▶ **Supplied records**:
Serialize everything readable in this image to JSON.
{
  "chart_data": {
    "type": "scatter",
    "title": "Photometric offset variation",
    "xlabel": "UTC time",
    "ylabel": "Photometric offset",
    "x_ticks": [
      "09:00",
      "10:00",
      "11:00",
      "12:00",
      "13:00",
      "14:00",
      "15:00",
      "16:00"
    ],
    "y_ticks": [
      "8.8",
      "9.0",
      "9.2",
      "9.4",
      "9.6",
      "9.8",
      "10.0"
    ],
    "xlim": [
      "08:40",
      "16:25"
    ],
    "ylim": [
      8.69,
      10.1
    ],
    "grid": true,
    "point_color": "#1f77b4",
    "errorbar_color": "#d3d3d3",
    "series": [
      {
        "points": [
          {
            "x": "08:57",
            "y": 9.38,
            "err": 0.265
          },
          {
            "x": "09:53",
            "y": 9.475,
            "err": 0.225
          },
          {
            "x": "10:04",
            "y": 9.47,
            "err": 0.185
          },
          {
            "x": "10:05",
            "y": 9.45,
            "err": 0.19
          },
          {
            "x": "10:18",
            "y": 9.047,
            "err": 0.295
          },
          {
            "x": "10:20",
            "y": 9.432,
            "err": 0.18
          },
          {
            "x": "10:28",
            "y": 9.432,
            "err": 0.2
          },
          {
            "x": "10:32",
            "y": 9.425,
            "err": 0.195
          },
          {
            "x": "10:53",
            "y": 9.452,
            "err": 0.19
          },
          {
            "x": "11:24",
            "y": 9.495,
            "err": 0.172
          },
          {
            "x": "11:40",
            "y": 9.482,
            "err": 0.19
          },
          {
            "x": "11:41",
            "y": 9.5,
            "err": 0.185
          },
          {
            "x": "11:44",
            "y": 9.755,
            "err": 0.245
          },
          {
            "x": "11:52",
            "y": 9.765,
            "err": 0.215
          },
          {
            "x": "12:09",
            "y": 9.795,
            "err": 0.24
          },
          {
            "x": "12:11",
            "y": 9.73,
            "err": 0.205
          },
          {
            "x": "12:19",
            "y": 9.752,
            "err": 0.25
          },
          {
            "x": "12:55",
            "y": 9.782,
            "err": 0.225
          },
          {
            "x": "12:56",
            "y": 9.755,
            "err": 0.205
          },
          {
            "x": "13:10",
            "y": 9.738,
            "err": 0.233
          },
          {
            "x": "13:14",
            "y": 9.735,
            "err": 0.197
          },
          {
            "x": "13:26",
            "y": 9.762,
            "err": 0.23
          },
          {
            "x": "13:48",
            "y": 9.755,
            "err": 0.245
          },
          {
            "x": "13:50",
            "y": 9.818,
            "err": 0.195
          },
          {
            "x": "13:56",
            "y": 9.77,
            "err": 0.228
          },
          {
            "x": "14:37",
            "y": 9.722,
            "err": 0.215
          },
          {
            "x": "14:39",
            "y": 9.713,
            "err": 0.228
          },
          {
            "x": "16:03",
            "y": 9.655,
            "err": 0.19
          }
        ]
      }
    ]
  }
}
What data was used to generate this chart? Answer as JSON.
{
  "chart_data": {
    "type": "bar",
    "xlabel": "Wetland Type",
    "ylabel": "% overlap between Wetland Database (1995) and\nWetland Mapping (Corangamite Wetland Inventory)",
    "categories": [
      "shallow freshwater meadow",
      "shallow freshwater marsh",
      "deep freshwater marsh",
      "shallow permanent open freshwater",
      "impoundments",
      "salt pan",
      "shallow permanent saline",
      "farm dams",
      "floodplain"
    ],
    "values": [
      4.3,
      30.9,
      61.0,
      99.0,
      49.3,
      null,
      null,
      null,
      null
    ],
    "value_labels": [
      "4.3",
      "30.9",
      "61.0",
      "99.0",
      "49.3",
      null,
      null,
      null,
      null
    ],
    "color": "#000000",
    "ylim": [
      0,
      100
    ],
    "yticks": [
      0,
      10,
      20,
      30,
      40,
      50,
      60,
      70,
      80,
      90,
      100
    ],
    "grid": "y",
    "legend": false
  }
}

▶ **What the task requires**:
Exactly reproduce all of the entries above.

▶ **Solved exercise**:
Serialize everything readable in this image to JSON.
{
  "chart_data": {
    "type": "scatter",
    "title": "Photometric offset variation",
    "xlabel": "UTC time",
    "ylabel": "Photometric offset",
    "x_ticks": [
      "09:00",
      "10:00",
      "11:00",
      "12:00",
      "13:00",
      "14:00",
      "15:00",
      "16:00"
    ],
    "y_ticks": [
      "8.8",
      "9.0",
      "9.2",
      "9.4",
      "9.6",
      "9.8",
      "10.0"
    ],
    "xlim": [
      "08:40",
      "16:25"
    ],
    "ylim": [
      8.69,
      10.1
    ],
    "grid": true,
    "point_color": "#1f77b4",
    "errorbar_color": "#d3d3d3",
    "series": [
      {
        "points": [
          {
            "x": "08:57",
            "y": 9.38,
            "err": 0.265
          },
          {
            "x": "09:53",
            "y": 9.475,
            "err": 0.225
          },
          {
            "x": "10:04",
            "y": 9.47,
            "err": 0.185
          },
          {
            "x": "10:05",
            "y": 9.45,
            "err": 0.19
          },
          {
            "x": "10:18",
            "y": 9.047,
            "err": 0.295
          },
          {
            "x": "10:20",
            "y": 9.432,
            "err": 0.18
          },
          {
            "x": "10:28",
            "y": 9.432,
            "err": 0.2
          },
          {
            "x": "10:32",
            "y": 9.425,
            "err": 0.195
          },
          {
            "x": "10:53",
            "y": 9.452,
            "err": 0.19
          },
          {
            "x": "11:24",
            "y": 9.495,
            "err": 0.172
          },
          {
            "x": "11:40",
            "y": 9.482,
            "err": 0.19
          },
          {
            "x": "11:41",
            "y": 9.5,
            "err": 0.185
          },
          {
            "x": "11:44",
            "y": 9.755,
            "err": 0.245
          },
          {
            "x": "11:52",
            "y": 9.765,
            "err": 0.215
          },
          {
            "x": "12:09",
            "y": 9.795,
            "err": 0.24
          },
          {
            "x": "12:11",
            "y": 9.73,
            "err": 0.205
          },
          {
            "x": "12:19",
            "y": 9.752,
            "err": 0.25
          },
          {
            "x": "12:55",
            "y": 9.782,
            "err": 0.225
          },
          {
            "x": "12:56",
            "y": 9.755,
            "err": 0.205
          },
          {
            "x": "13:10",
            "y": 9.738,
            "err": 0.233
          },
          {
            "x": "13:14",
            "y": 9.735,
            "err": 0.197
          },
          {
            "x": "13:26",
            "y": 9.762,
            "err": 0.23
          },
          {
            "x": "13:48",
            "y": 9.755,
            "err": 0.245
          },
          {
            "x": "13:50",
            "y": 9.818,
            "err": 0.195
          },
          {
            "x": "13:56",
            "y": 9.77,
            "err": 0.228
          },
          {
            "x": "14:37",
            "y": 9.722,
            "err": 0.215
          },
          {
            "x": "14:39",
            "y": 9.713,
            "err": 0.228
          },
          {
            "x": "16:03",
            "y": 9.655,
            "err": 0.19
          }
        ]
      }
    ]
  }
}
What data was used to generate this chart? Answer as JSON.
{
  "chart_data": {
    "type": "bar",
    "xlabel": "Wetland Type",
    "ylabel": "% overlap between Wetland Database (1995) and\nWetland Mapping (Corangamite Wetland Inventory)",
    "categories": [
      "shallow freshwater meadow",
      "shallow freshwater marsh",
      "deep freshwater marsh",
      "shallow permanent open freshwater",
      "impoundments",
      "salt pan",
      "shallow permanent saline",
      "farm dams",
      "floodplain"
    ],
    "values": [
      4.3,
      30.9,
      61.0,
      99.0,
      49.3,
      null,
      null,
      null,
      null
    ],
    "value_labels": [
      "4.3",
      "30.9",
      "61.0",
      "99.0",
      "49.3",
      null,
      null,
      null,
      null
    ],
    "color": "#000000",
    "ylim": [
      0,
      100
    ],
    "yticks": [
      0,
      10,
      20,
      30,
      40,
      50,
      60,
      70,
      80,
      90,
      100
    ],
    "grid": "y",
    "legend": false
  }
}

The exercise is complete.